[Recorded data]
########################################

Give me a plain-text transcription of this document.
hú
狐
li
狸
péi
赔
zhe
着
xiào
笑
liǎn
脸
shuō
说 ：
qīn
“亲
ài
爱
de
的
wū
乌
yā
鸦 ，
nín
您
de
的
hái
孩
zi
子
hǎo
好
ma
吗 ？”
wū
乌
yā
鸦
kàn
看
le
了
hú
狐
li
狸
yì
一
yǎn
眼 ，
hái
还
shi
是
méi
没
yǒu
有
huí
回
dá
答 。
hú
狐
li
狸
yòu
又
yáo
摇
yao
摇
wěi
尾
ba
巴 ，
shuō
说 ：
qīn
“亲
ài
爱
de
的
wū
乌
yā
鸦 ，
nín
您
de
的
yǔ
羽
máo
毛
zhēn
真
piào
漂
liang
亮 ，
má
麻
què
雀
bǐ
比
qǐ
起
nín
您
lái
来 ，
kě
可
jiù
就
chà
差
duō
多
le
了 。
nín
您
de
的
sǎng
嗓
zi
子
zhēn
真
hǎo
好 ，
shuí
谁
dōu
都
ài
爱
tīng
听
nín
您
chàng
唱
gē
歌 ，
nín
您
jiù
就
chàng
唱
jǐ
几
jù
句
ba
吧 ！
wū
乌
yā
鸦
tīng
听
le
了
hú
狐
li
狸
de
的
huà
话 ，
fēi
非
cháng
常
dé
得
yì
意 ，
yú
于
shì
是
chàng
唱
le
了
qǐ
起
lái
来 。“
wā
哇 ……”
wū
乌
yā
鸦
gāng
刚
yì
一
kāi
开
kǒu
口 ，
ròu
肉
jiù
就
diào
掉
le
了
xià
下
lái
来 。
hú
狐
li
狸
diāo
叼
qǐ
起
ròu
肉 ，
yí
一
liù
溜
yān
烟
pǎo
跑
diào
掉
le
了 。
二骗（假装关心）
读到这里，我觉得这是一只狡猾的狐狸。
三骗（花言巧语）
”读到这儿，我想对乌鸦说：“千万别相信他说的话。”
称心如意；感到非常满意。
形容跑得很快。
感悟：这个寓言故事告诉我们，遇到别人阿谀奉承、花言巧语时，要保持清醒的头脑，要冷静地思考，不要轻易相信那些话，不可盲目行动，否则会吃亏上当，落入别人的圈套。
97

########################################

Task brief: Repeat the material above in full, quoting it exactly.

Output for this exercise:
Give me a plain-text transcription of this document.
hú
狐
li
狸
péi
赔
zhe
着
xiào
笑
liǎn
脸
shuō
说 ：
qīn
“亲
ài
爱
de
的
wū
乌
yā
鸦 ，
nín
您
de
的
hái
孩
zi
子
hǎo
好
ma
吗 ？”
wū
乌
yā
鸦
kàn
看
le
了
hú
狐
li
狸
yì
一
yǎn
眼 ，
hái
还
shi
是
méi
没
yǒu
有
huí
回
dá
答 。
hú
狐
li
狸
yòu
又
yáo
摇
yao
摇
wěi
尾
ba
巴 ，
shuō
说 ：
qīn
“亲
ài
爱
de
的
wū
乌
yā
鸦 ，
nín
您
de
的
yǔ
羽
máo
毛
zhēn
真
piào
漂
liang
亮 ，
má
麻
què
雀
bǐ
比
qǐ
起
nín
您
lái
来 ，
kě
可
jiù
就
chà
差
duō
多
le
了 。
nín
您
de
的
sǎng
嗓
zi
子
zhēn
真
hǎo
好 ，
shuí
谁
dōu
都
ài
爱
tīng
听
nín
您
chàng
唱
gē
歌 ，
nín
您
jiù
就
chàng
唱
jǐ
几
jù
句
ba
吧 ！
wū
乌
yā
鸦
tīng
听
le
了
hú
狐
li
狸
de
的
huà
话 ，
fēi
非
cháng
常
dé
得
yì
意 ，
yú
于
shì
是
chàng
唱
le
了
qǐ
起
lái
来 。“
wā
哇 ……”
wū
乌
yā
鸦
gāng
刚
yì
一
kāi
开
kǒu
口 ，
ròu
肉
jiù
就
diào
掉
le
了
xià
下
lái
来 。
hú
狐
li
狸
diāo
叼
qǐ
起
ròu
肉 ，
yí
一
liù
溜
yān
烟
pǎo
跑
diào
掉
le
了 。
二骗（假装关心）
读到这里，我觉得这是一只狡猾的狐狸。
三骗（花言巧语）
”读到这儿，我想对乌鸦说：“千万别相信他说的话。”
称心如意；感到非常满意。
形容跑得很快。
感悟：这个寓言故事告诉我们，遇到别人阿谀奉承、花言巧语时，要保持清醒的头脑，要冷静地思考，不要轻易相信那些话，不可盲目行动，否则会吃亏上当，落入别人的圈套。
97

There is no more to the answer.